# Aim of the task
Type out the data exactly as given. Skip any image.

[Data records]
_ _ _ _ _
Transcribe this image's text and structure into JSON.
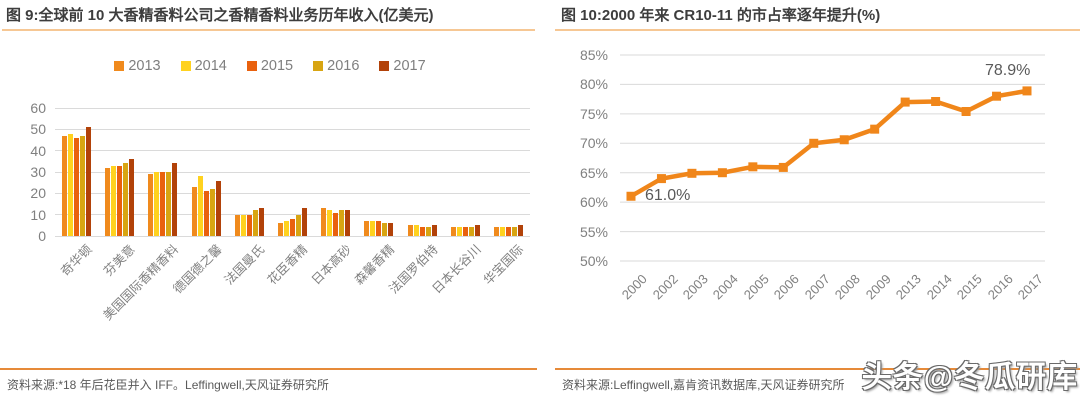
{
  "panels": {
    "left": {
      "source": "资料来源:*18 年后花臣并入 IFF。Leffingwell,天风证券研究所"
    },
    "right": {
      "source": "资料来源:Leffingwell,嘉肯资讯数据库,天风证券研究所"
    }
  },
  "watermark": "头条@冬瓜研库",
  "colors": {
    "title_text": "#3d3d3d",
    "axis_text": "#808080",
    "grid": "#dadada",
    "title_rule": "#f6c794",
    "source_rule": "#e68a39",
    "source_text": "#5a5a5a",
    "line_series": "#f0861a"
  },
  "chart_data": [
    {
      "type": "bar",
      "title": "图 9:全球前 10 大香精香料公司之香精香料业务历年收入(亿美元)",
      "categories": [
        "奇华顿",
        "芬美意",
        "美国国际香精香料",
        "德国德之馨",
        "法国曼氏",
        "花臣香精",
        "日本高砂",
        "森馨香精",
        "法国罗伯特",
        "日本长谷川",
        "华宝国际"
      ],
      "series": [
        {
          "name": "2013",
          "color": "#f08a1d",
          "values": [
            47,
            32,
            29,
            23,
            10,
            6,
            13,
            7,
            5,
            4,
            4
          ]
        },
        {
          "name": "2014",
          "color": "#ffd21f",
          "values": [
            48,
            33,
            30,
            28,
            10,
            7,
            12,
            7,
            5,
            4,
            4
          ]
        },
        {
          "name": "2015",
          "color": "#e9610e",
          "values": [
            46,
            33,
            30,
            21,
            10,
            8,
            11,
            7,
            4,
            4,
            4
          ]
        },
        {
          "name": "2016",
          "color": "#d8a512",
          "values": [
            47,
            34,
            30,
            22,
            12,
            10,
            12,
            6,
            4,
            4,
            4
          ]
        },
        {
          "name": "2017",
          "color": "#b24209",
          "values": [
            51,
            36,
            34,
            26,
            13,
            13,
            12,
            6,
            5,
            5,
            5
          ]
        }
      ],
      "ylim": [
        0,
        60
      ],
      "yticks": [
        0,
        10,
        20,
        30,
        40,
        50,
        60
      ],
      "grid": true,
      "legend_position": "top"
    },
    {
      "type": "line",
      "title": "图 10:2000 年来 CR10-11 的市占率逐年提升(%)",
      "x": [
        "2000",
        "2002",
        "2003",
        "2004",
        "2005",
        "2006",
        "2007",
        "2008",
        "2009",
        "2013",
        "2014",
        "2015",
        "2016",
        "2017"
      ],
      "values": [
        61.0,
        64.0,
        64.9,
        65.0,
        66.0,
        65.9,
        70.0,
        70.6,
        72.4,
        77.0,
        77.1,
        75.4,
        78.0,
        78.9
      ],
      "ylim": [
        50,
        85
      ],
      "yticks": [
        50,
        55,
        60,
        65,
        70,
        75,
        80,
        85
      ],
      "ytick_suffix": "%",
      "grid": true,
      "marker": "square",
      "annotations": [
        {
          "text": "61.0%",
          "point_index": 0,
          "placement": "right"
        },
        {
          "text": "78.9%",
          "point_index": 13,
          "placement": "above"
        }
      ]
    }
  ]
}
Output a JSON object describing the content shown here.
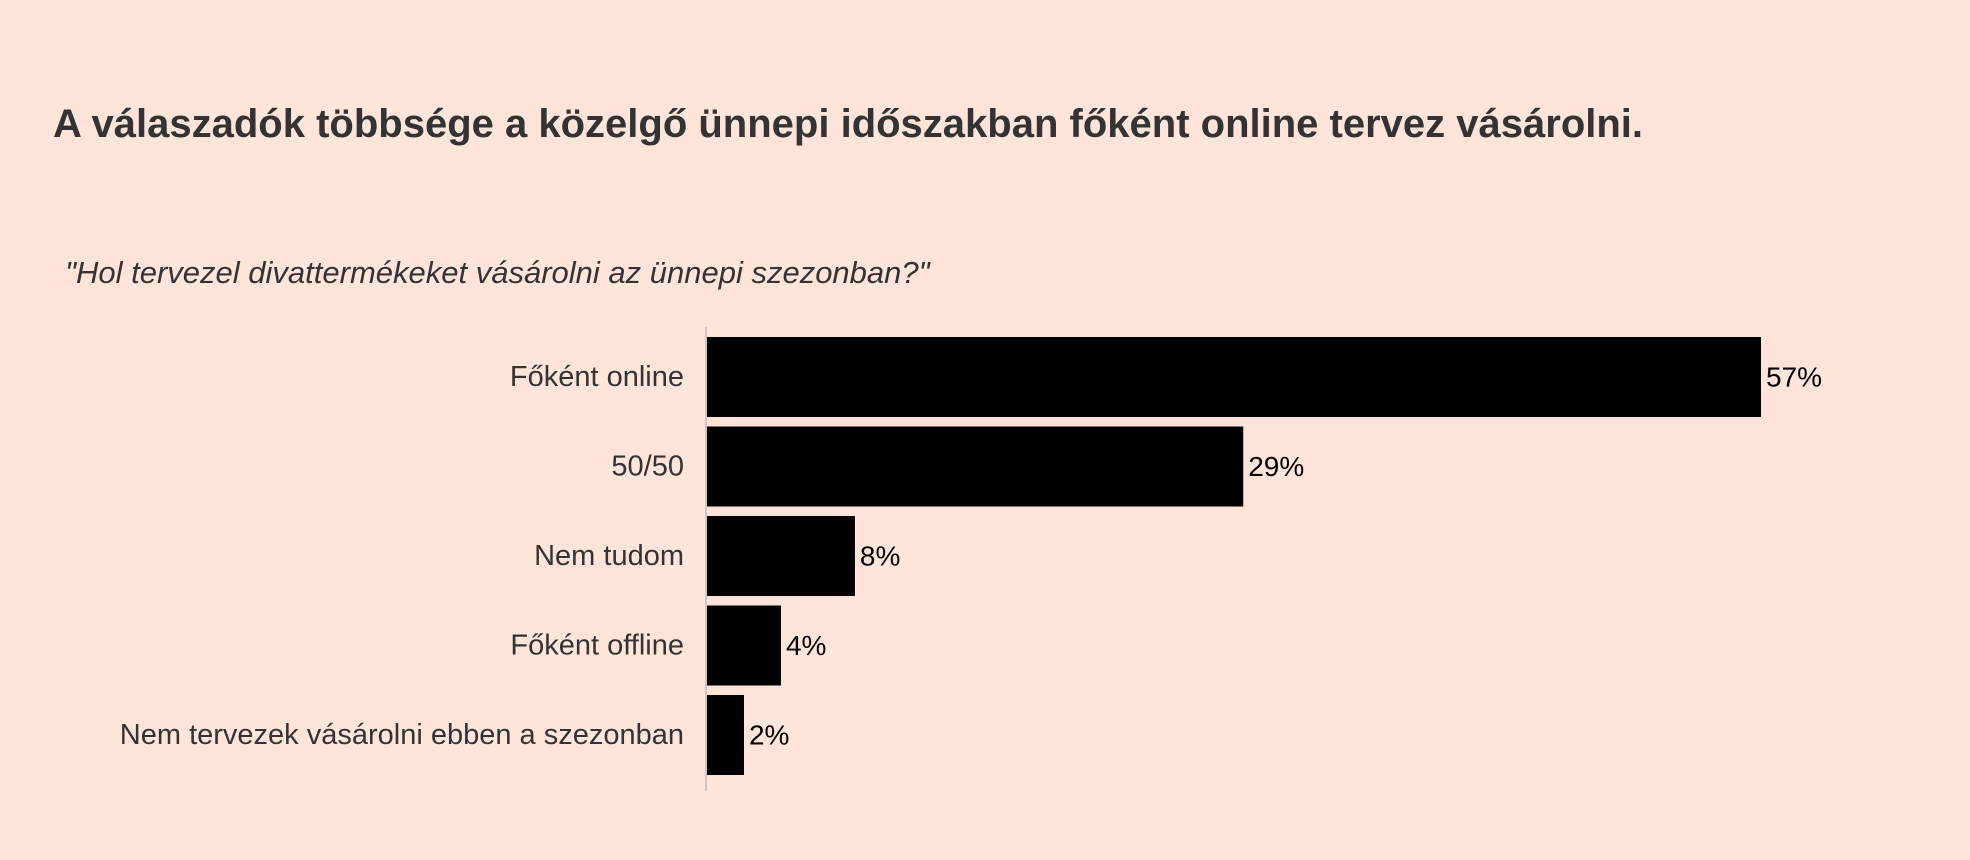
{
  "title": "A válaszadók többsége a közelgő ünnepi időszakban főként online tervez vásárolni.",
  "subtitle": "\"Hol tervezel divattermékeket vásárolni az ünnepi szezonban?\"",
  "colors": {
    "background": "#FFE5D9",
    "bar": "#000000",
    "text": "#333333",
    "axis": "#BDBDBD"
  },
  "chart_data": {
    "type": "bar",
    "orientation": "horizontal",
    "categories": [
      "Főként online",
      "50/50",
      "Nem tudom",
      "Főként offline",
      "Nem tervezek vásárolni ebben a szezonban"
    ],
    "values": [
      57,
      29,
      8,
      4,
      2
    ],
    "value_labels": [
      "57%",
      "29%",
      "8%",
      "4%",
      "2%"
    ],
    "unit": "%",
    "xlim": [
      0,
      57
    ],
    "grid": false,
    "legend": "none"
  }
}
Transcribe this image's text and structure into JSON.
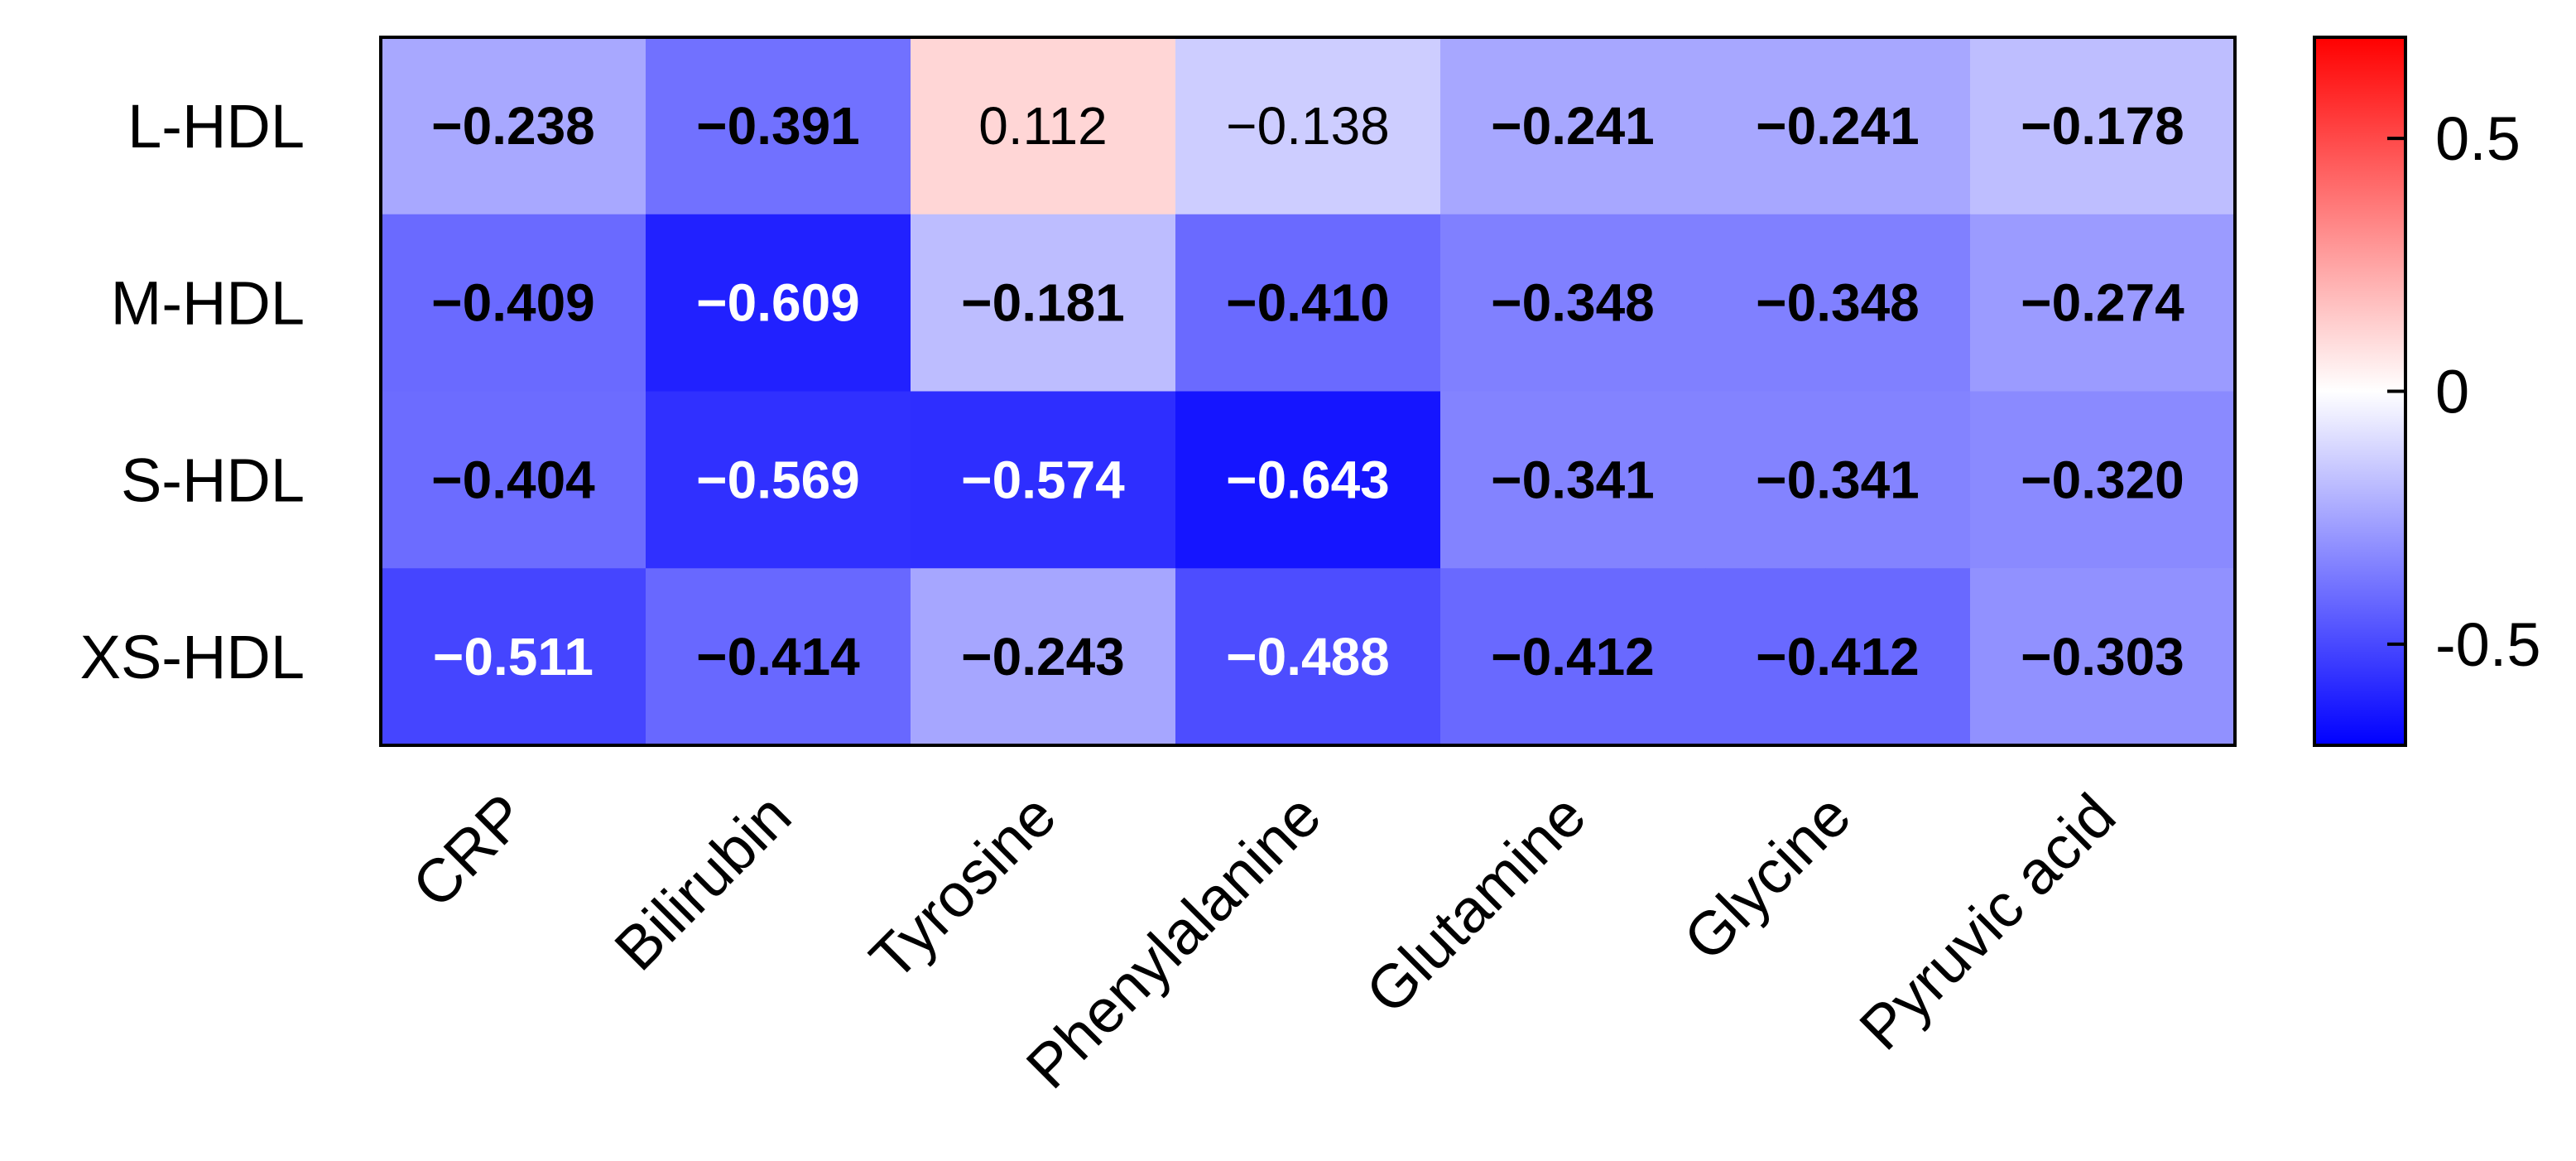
{
  "chart_data": {
    "type": "heatmap",
    "title": "",
    "xlabel": "",
    "ylabel": "",
    "rows": [
      "L-HDL",
      "M-HDL",
      "S-HDL",
      "XS-HDL"
    ],
    "columns": [
      "CRP",
      "Bilirubin",
      "Tyrosine",
      "Phenylalanine",
      "Glutamine",
      "Glycine",
      "Pyruvic acid"
    ],
    "values": [
      [
        -0.238,
        -0.391,
        0.112,
        -0.138,
        -0.241,
        -0.241,
        -0.178
      ],
      [
        -0.409,
        -0.609,
        -0.181,
        -0.41,
        -0.348,
        -0.348,
        -0.274
      ],
      [
        -0.404,
        -0.569,
        -0.574,
        -0.643,
        -0.341,
        -0.341,
        -0.32
      ],
      [
        -0.511,
        -0.414,
        -0.243,
        -0.488,
        -0.412,
        -0.412,
        -0.303
      ]
    ],
    "value_labels": [
      [
        "−0.238",
        "−0.391",
        "0.112",
        "−0.138",
        "−0.241",
        "−0.241",
        "−0.178"
      ],
      [
        "−0.409",
        "−0.609",
        "−0.181",
        "−0.410",
        "−0.348",
        "−0.348",
        "−0.274"
      ],
      [
        "−0.404",
        "−0.569",
        "−0.574",
        "−0.643",
        "−0.341",
        "−0.341",
        "−0.320"
      ],
      [
        "−0.511",
        "−0.414",
        "−0.243",
        "−0.488",
        "−0.412",
        "−0.412",
        "−0.303"
      ]
    ],
    "bold_cells": [
      [
        true,
        true,
        false,
        false,
        true,
        true,
        true
      ],
      [
        true,
        true,
        true,
        true,
        true,
        true,
        true
      ],
      [
        true,
        true,
        true,
        true,
        true,
        true,
        true
      ],
      [
        true,
        true,
        true,
        true,
        true,
        true,
        true
      ]
    ],
    "colorbar": {
      "range": [
        -0.7,
        0.7
      ],
      "ticks": [
        0.5,
        0,
        -0.5
      ],
      "tick_labels": [
        "0.5",
        "0",
        "-0.5"
      ],
      "low_color": "#0000ff",
      "mid_color": "#ffffff",
      "high_color": "#ff0000"
    },
    "legend_position": "right"
  }
}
_ _ _ _ _
# Written response
Transcribe this image's text and structure into JSON.
{
  "panels": {
    "left": {
      "source": "资料来源:*18 年后花臣并入 IFF。Leffingwell,天风证券研究所"
    },
    "right": {
      "source": "资料来源:Leffingwell,嘉肯资讯数据库,天风证券研究所"
    }
  },
  "watermark": "头条@冬瓜研库",
  "colors": {
    "title_text": "#3d3d3d",
    "axis_text": "#808080",
    "grid": "#dadada",
    "title_rule": "#f6c794",
    "source_rule": "#e68a39",
    "source_text": "#5a5a5a",
    "line_series": "#f0861a"
  },
  "chart_data": [
    {
      "type": "bar",
      "title": "图 9:全球前 10 大香精香料公司之香精香料业务历年收入(亿美元)",
      "categories": [
        "奇华顿",
        "芬美意",
        "美国国际香精香料",
        "德国德之馨",
        "法国曼氏",
        "花臣香精",
        "日本高砂",
        "森馨香精",
        "法国罗伯特",
        "日本长谷川",
        "华宝国际"
      ],
      "series": [
        {
          "name": "2013",
          "color": "#f08a1d",
          "values": [
            47,
            32,
            29,
            23,
            10,
            6,
            13,
            7,
            5,
            4,
            4
          ]
        },
        {
          "name": "2014",
          "color": "#ffd21f",
          "values": [
            48,
            33,
            30,
            28,
            10,
            7,
            12,
            7,
            5,
            4,
            4
          ]
        },
        {
          "name": "2015",
          "color": "#e9610e",
          "values": [
            46,
            33,
            30,
            21,
            10,
            8,
            11,
            7,
            4,
            4,
            4
          ]
        },
        {
          "name": "2016",
          "color": "#d8a512",
          "values": [
            47,
            34,
            30,
            22,
            12,
            10,
            12,
            6,
            4,
            4,
            4
          ]
        },
        {
          "name": "2017",
          "color": "#b24209",
          "values": [
            51,
            36,
            34,
            26,
            13,
            13,
            12,
            6,
            5,
            5,
            5
          ]
        }
      ],
      "ylim": [
        0,
        60
      ],
      "yticks": [
        0,
        10,
        20,
        30,
        40,
        50,
        60
      ],
      "grid": true,
      "legend_position": "top"
    },
    {
      "type": "line",
      "title": "图 10:2000 年来 CR10-11 的市占率逐年提升(%)",
      "x": [
        "2000",
        "2002",
        "2003",
        "2004",
        "2005",
        "2006",
        "2007",
        "2008",
        "2009",
        "2013",
        "2014",
        "2015",
        "2016",
        "2017"
      ],
      "values": [
        61.0,
        64.0,
        64.9,
        65.0,
        66.0,
        65.9,
        70.0,
        70.6,
        72.4,
        77.0,
        77.1,
        75.4,
        78.0,
        78.9
      ],
      "ylim": [
        50,
        85
      ],
      "yticks": [
        50,
        55,
        60,
        65,
        70,
        75,
        80,
        85
      ],
      "ytick_suffix": "%",
      "grid": true,
      "marker": "square",
      "annotations": [
        {
          "text": "61.0%",
          "point_index": 0,
          "placement": "right"
        },
        {
          "text": "78.9%",
          "point_index": 13,
          "placement": "above"
        }
      ]
    }
  ]
}
Output a JSON object describing the content shown here.
{
  "title": "A válaszadók többsége a közelgő ünnepi időszakban főként online tervez vásárolni.",
  "subtitle": "\"Hol tervezel divattermékeket vásárolni az ünnepi szezonban?\"",
  "colors": {
    "background": "#FFE5D9",
    "bar": "#000000",
    "text": "#333333",
    "axis": "#BDBDBD"
  },
  "chart_data": {
    "type": "bar",
    "orientation": "horizontal",
    "categories": [
      "Főként online",
      "50/50",
      "Nem tudom",
      "Főként offline",
      "Nem tervezek vásárolni ebben a szezonban"
    ],
    "values": [
      57,
      29,
      8,
      4,
      2
    ],
    "value_labels": [
      "57%",
      "29%",
      "8%",
      "4%",
      "2%"
    ],
    "unit": "%",
    "xlim": [
      0,
      57
    ],
    "grid": false,
    "legend": "none"
  }
}
Transcribe this image's text and structure into JSON.
{
  "chart_data": {
    "type": "heatmap",
    "title": "",
    "xlabel": "",
    "ylabel": "",
    "rows": [
      "L-HDL",
      "M-HDL",
      "S-HDL",
      "XS-HDL"
    ],
    "columns": [
      "CRP",
      "Bilirubin",
      "Tyrosine",
      "Phenylalanine",
      "Glutamine",
      "Glycine",
      "Pyruvic acid"
    ],
    "values": [
      [
        -0.238,
        -0.391,
        0.112,
        -0.138,
        -0.241,
        -0.241,
        -0.178
      ],
      [
        -0.409,
        -0.609,
        -0.181,
        -0.41,
        -0.348,
        -0.348,
        -0.274
      ],
      [
        -0.404,
        -0.569,
        -0.574,
        -0.643,
        -0.341,
        -0.341,
        -0.32
      ],
      [
        -0.511,
        -0.414,
        -0.243,
        -0.488,
        -0.412,
        -0.412,
        -0.303
      ]
    ],
    "value_labels": [
      [
        "−0.238",
        "−0.391",
        "0.112",
        "−0.138",
        "−0.241",
        "−0.241",
        "−0.178"
      ],
      [
        "−0.409",
        "−0.609",
        "−0.181",
        "−0.410",
        "−0.348",
        "−0.348",
        "−0.274"
      ],
      [
        "−0.404",
        "−0.569",
        "−0.574",
        "−0.643",
        "−0.341",
        "−0.341",
        "−0.320"
      ],
      [
        "−0.511",
        "−0.414",
        "−0.243",
        "−0.488",
        "−0.412",
        "−0.412",
        "−0.303"
      ]
    ],
    "bold_cells": [
      [
        true,
        true,
        false,
        false,
        true,
        true,
        true
      ],
      [
        true,
        true,
        true,
        true,
        true,
        true,
        true
      ],
      [
        true,
        true,
        true,
        true,
        true,
        true,
        true
      ],
      [
        true,
        true,
        true,
        true,
        true,
        true,
        true
      ]
    ],
    "colorbar": {
      "range": [
        -0.7,
        0.7
      ],
      "ticks": [
        0.5,
        0,
        -0.5
      ],
      "tick_labels": [
        "0.5",
        "0",
        "-0.5"
      ],
      "low_color": "#0000ff",
      "mid_color": "#ffffff",
      "high_color": "#ff0000"
    },
    "legend_position": "right"
  }
}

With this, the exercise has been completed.